SELECTED TEXT:
-*-*-
16 January 2014

Smart Rifles Exemplify The Threats Our Forces Will Face In The Next War

What Are Smart Rifles?

In a nutshell, a smart rifle is a targeting system for sniper rifles that allows total novices to shoot with more than twice the accuracy of military snipers and sharpshooters at ranges of about 1000 yards (e.g. about seven city blocks in central Denver) at a cost of about $27,000. This cost is in the same vicinity as the least expensive and smallest guided missiles and guided artillery rounds, but can be used over and over again for negligible ammunition costs using rounds that can be purchased at any Wal-Mart, Big Five, or gun shop.

The component parts and software languages used are basically commercial, off the shelf items, and much of the process, of assembling them into a completed targeting system is simple enough for amateurs to assemble from kits in their own homes. It is easily integrated with a wide variety of underlying rifles. At this point, they systems can be purchased by anyone who can legally buy a rifle. In contrast, small guided missiles and guided artillery rounds are generally available only to military and paramilitary forces.

Smart Rifles Could Be Game Changing

A couple year old start up company with fewer than a hundred employees without any government R&D funding has made one of the most significant developments in the rifle since the laser target identifier for a fairly affordable price for a cutting edge weapons system.
-*-*-
DATASET EXTRACT:
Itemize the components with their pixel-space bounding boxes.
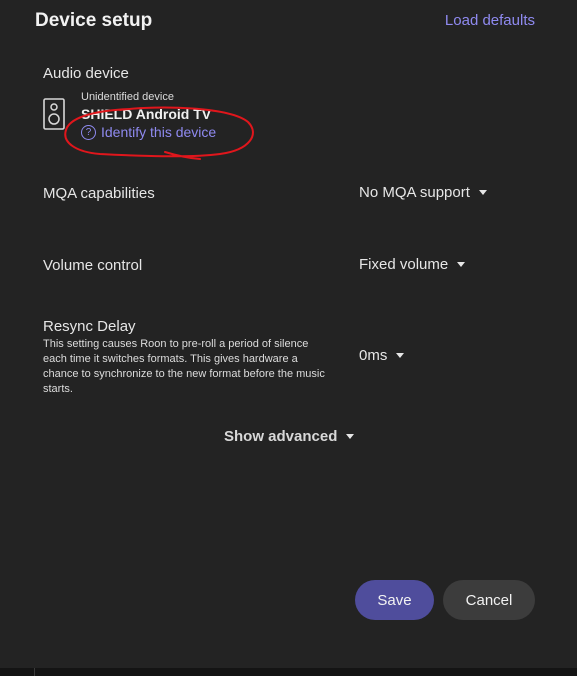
-*-*-
WHAT THE TASK ASKS:
Return the section of the smart rifles text verbatim, beginning at the words "What Are Smart" and stopping after "or gun shop.".

PROBLEM SOLUTION:
What Are Smart Rifles?

In a nutshell, a smart rifle is a targeting system for sniper rifles that allows total novices to shoot with more than twice the accuracy of military snipers and sharpshooters at ranges of about 1000 yards (e.g. about seven city blocks in central Denver) at a cost of about $27,000. This cost is in the same vicinity as the least expensive and smallest guided missiles and guided artillery rounds, but can be used over and over again for negligible ammunition costs using rounds that can be purchased at any Wal-Mart, Big Five, or gun shop.